## [Exercise task]
Would you quote the material below in full and unchanged?

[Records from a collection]
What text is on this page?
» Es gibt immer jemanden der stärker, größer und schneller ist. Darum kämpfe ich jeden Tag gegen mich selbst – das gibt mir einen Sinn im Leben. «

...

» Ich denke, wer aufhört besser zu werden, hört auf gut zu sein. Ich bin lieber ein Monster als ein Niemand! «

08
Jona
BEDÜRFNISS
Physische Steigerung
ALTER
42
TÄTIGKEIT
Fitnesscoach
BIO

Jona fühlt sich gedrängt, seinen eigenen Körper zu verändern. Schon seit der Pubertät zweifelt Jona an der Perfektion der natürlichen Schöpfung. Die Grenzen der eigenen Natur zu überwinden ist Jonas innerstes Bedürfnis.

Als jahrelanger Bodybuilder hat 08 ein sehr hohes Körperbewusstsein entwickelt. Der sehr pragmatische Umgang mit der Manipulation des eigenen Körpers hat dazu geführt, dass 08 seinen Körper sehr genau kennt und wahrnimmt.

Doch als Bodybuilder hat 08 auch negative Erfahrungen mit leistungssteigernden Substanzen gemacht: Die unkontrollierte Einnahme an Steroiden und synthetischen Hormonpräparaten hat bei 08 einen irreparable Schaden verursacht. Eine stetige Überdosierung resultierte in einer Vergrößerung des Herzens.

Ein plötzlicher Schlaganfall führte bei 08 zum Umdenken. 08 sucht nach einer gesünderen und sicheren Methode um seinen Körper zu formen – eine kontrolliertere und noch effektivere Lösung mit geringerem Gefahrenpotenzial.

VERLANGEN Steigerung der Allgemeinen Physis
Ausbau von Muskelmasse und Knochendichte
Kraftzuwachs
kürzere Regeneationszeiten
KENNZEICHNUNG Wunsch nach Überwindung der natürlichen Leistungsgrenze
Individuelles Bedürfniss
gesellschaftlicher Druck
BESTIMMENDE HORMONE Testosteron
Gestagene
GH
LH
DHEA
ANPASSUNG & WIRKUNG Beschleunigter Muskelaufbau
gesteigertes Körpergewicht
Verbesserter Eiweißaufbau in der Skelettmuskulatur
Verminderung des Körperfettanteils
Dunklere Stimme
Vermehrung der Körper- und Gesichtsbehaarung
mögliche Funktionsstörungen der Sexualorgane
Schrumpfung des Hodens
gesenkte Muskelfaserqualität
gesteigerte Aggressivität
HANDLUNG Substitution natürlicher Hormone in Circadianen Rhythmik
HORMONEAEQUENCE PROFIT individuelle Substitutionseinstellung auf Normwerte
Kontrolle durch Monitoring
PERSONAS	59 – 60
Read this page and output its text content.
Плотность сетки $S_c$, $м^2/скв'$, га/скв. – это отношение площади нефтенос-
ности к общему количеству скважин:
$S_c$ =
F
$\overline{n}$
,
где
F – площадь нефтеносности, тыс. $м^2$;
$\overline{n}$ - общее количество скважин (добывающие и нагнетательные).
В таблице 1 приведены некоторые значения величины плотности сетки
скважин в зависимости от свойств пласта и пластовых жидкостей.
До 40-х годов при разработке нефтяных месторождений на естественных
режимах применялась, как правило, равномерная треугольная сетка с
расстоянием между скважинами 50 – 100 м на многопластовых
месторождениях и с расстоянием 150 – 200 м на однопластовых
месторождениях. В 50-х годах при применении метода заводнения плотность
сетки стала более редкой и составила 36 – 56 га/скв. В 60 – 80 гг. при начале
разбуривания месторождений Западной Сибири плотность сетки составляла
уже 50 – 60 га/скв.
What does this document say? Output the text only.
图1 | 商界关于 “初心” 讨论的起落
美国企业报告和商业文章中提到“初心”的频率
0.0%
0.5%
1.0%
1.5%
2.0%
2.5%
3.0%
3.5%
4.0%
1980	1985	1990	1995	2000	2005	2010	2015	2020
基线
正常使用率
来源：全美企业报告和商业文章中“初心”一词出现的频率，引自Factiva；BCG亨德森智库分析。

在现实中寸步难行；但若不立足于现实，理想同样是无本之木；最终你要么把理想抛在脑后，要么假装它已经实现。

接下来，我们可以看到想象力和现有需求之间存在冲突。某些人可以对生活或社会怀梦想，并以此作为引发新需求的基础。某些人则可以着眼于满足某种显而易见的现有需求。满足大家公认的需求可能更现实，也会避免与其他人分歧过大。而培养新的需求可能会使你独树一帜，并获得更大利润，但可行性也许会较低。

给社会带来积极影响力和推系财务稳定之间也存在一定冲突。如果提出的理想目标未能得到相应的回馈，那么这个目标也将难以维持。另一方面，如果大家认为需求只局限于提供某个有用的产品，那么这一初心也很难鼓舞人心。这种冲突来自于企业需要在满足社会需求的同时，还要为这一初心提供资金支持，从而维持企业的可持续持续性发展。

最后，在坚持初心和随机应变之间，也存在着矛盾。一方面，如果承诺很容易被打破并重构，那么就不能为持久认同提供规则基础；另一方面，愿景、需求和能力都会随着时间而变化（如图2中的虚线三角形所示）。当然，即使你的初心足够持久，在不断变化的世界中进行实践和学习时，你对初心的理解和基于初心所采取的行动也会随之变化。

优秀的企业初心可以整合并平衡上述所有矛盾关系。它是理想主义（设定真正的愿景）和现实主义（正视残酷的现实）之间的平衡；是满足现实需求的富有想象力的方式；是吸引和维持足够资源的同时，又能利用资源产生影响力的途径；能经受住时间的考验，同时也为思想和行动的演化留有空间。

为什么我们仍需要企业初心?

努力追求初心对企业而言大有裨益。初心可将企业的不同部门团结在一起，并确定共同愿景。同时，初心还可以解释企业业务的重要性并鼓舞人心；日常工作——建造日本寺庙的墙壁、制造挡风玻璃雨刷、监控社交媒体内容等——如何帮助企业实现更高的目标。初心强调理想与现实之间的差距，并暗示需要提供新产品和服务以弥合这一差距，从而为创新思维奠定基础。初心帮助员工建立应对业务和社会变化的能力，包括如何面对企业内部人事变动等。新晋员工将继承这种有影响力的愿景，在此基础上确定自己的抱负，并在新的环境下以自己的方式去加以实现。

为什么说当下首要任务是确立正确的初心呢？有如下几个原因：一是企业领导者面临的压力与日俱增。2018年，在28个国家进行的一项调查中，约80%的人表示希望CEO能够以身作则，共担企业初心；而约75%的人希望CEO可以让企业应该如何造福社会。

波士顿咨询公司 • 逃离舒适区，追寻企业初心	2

## [Response to the exercise]
What text is on this page?
» Es gibt immer jemanden der stärker, größer und schneller ist. Darum kämpfe ich jeden Tag gegen mich selbst – das gibt mir einen Sinn im Leben. «

...

» Ich denke, wer aufhört besser zu werden, hört auf gut zu sein. Ich bin lieber ein Monster als ein Niemand! «

08
Jona
BEDÜRFNISS
Physische Steigerung
ALTER
42
TÄTIGKEIT
Fitnesscoach
BIO

Jona fühlt sich gedrängt, seinen eigenen Körper zu verändern. Schon seit der Pubertät zweifelt Jona an der Perfektion der natürlichen Schöpfung. Die Grenzen der eigenen Natur zu überwinden ist Jonas innerstes Bedürfnis.

Als jahrelanger Bodybuilder hat 08 ein sehr hohes Körperbewusstsein entwickelt. Der sehr pragmatische Umgang mit der Manipulation des eigenen Körpers hat dazu geführt, dass 08 seinen Körper sehr genau kennt und wahrnimmt.

Doch als Bodybuilder hat 08 auch negative Erfahrungen mit leistungssteigernden Substanzen gemacht: Die unkontrollierte Einnahme an Steroiden und synthetischen Hormonpräparaten hat bei 08 einen irreparable Schaden verursacht. Eine stetige Überdosierung resultierte in einer Vergrößerung des Herzens.

Ein plötzlicher Schlaganfall führte bei 08 zum Umdenken. 08 sucht nach einer gesünderen und sicheren Methode um seinen Körper zu formen – eine kontrolliertere und noch effektivere Lösung mit geringerem Gefahrenpotenzial.

VERLANGEN Steigerung der Allgemeinen Physis
Ausbau von Muskelmasse und Knochendichte
Kraftzuwachs
kürzere Regeneationszeiten
KENNZEICHNUNG Wunsch nach Überwindung der natürlichen Leistungsgrenze
Individuelles Bedürfniss
gesellschaftlicher Druck
BESTIMMENDE HORMONE Testosteron
Gestagene
GH
LH
DHEA
ANPASSUNG & WIRKUNG Beschleunigter Muskelaufbau
gesteigertes Körpergewicht
Verbesserter Eiweißaufbau in der Skelettmuskulatur
Verminderung des Körperfettanteils
Dunklere Stimme
Vermehrung der Körper- und Gesichtsbehaarung
mögliche Funktionsstörungen der Sexualorgane
Schrumpfung des Hodens
gesenkte Muskelfaserqualität
gesteigerte Aggressivität
HANDLUNG Substitution natürlicher Hormone in Circadianen Rhythmik
HORMONEAEQUENCE PROFIT individuelle Substitutionseinstellung auf Normwerte
Kontrolle durch Monitoring
PERSONAS	59 – 60
Read this page and output its text content.
Плотность сетки $S_c$, $м^2/скв'$, га/скв. – это отношение площади нефтенос-
ности к общему количеству скважин:
$S_c$ =
F
$\overline{n}$
,
где
F – площадь нефтеносности, тыс. $м^2$;
$\overline{n}$ - общее количество скважин (добывающие и нагнетательные).
В таблице 1 приведены некоторые значения величины плотности сетки
скважин в зависимости от свойств пласта и пластовых жидкостей.
До 40-х годов при разработке нефтяных месторождений на естественных
режимах применялась, как правило, равномерная треугольная сетка с
расстоянием между скважинами 50 – 100 м на многопластовых
месторождениях и с расстоянием 150 – 200 м на однопластовых
месторождениях. В 50-х годах при применении метода заводнения плотность
сетки стала более редкой и составила 36 – 56 га/скв. В 60 – 80 гг. при начале
разбуривания месторождений Западной Сибири плотность сетки составляла
уже 50 – 60 га/скв.
What does this document say? Output the text only.
图1 | 商界关于 “初心” 讨论的起落
美国企业报告和商业文章中提到“初心”的频率
0.0%
0.5%
1.0%
1.5%
2.0%
2.5%
3.0%
3.5%
4.0%
1980	1985	1990	1995	2000	2005	2010	2015	2020
基线
正常使用率
来源：全美企业报告和商业文章中“初心”一词出现的频率，引自Factiva；BCG亨德森智库分析。

在现实中寸步难行；但若不立足于现实，理想同样是无本之木；最终你要么把理想抛在脑后，要么假装它已经实现。

接下来，我们可以看到想象力和现有需求之间存在冲突。某些人可以对生活或社会怀梦想，并以此作为引发新需求的基础。某些人则可以着眼于满足某种显而易见的现有需求。满足大家公认的需求可能更现实，也会避免与其他人分歧过大。而培养新的需求可能会使你独树一帜，并获得更大利润，但可行性也许会较低。

给社会带来积极影响力和推系财务稳定之间也存在一定冲突。如果提出的理想目标未能得到相应的回馈，那么这个目标也将难以维持。另一方面，如果大家认为需求只局限于提供某个有用的产品，那么这一初心也很难鼓舞人心。这种冲突来自于企业需要在满足社会需求的同时，还要为这一初心提供资金支持，从而维持企业的可持续持续性发展。

最后，在坚持初心和随机应变之间，也存在着矛盾。一方面，如果承诺很容易被打破并重构，那么就不能为持久认同提供规则基础；另一方面，愿景、需求和能力都会随着时间而变化（如图2中的虚线三角形所示）。当然，即使你的初心足够持久，在不断变化的世界中进行实践和学习时，你对初心的理解和基于初心所采取的行动也会随之变化。

优秀的企业初心可以整合并平衡上述所有矛盾关系。它是理想主义（设定真正的愿景）和现实主义（正视残酷的现实）之间的平衡；是满足现实需求的富有想象力的方式；是吸引和维持足够资源的同时，又能利用资源产生影响力的途径；能经受住时间的考验，同时也为思想和行动的演化留有空间。

为什么我们仍需要企业初心?

努力追求初心对企业而言大有裨益。初心可将企业的不同部门团结在一起，并确定共同愿景。同时，初心还可以解释企业业务的重要性并鼓舞人心；日常工作——建造日本寺庙的墙壁、制造挡风玻璃雨刷、监控社交媒体内容等——如何帮助企业实现更高的目标。初心强调理想与现实之间的差距，并暗示需要提供新产品和服务以弥合这一差距，从而为创新思维奠定基础。初心帮助员工建立应对业务和社会变化的能力，包括如何面对企业内部人事变动等。新晋员工将继承这种有影响力的愿景，在此基础上确定自己的抱负，并在新的环境下以自己的方式去加以实现。

为什么说当下首要任务是确立正确的初心呢？有如下几个原因：一是企业领导者面临的压力与日俱增。2018年，在28个国家进行的一项调查中，约80%的人表示希望CEO能够以身作则，共担企业初心；而约75%的人希望CEO可以让企业应该如何造福社会。

波士顿咨询公司 • 逃离舒适区，追寻企业初心	2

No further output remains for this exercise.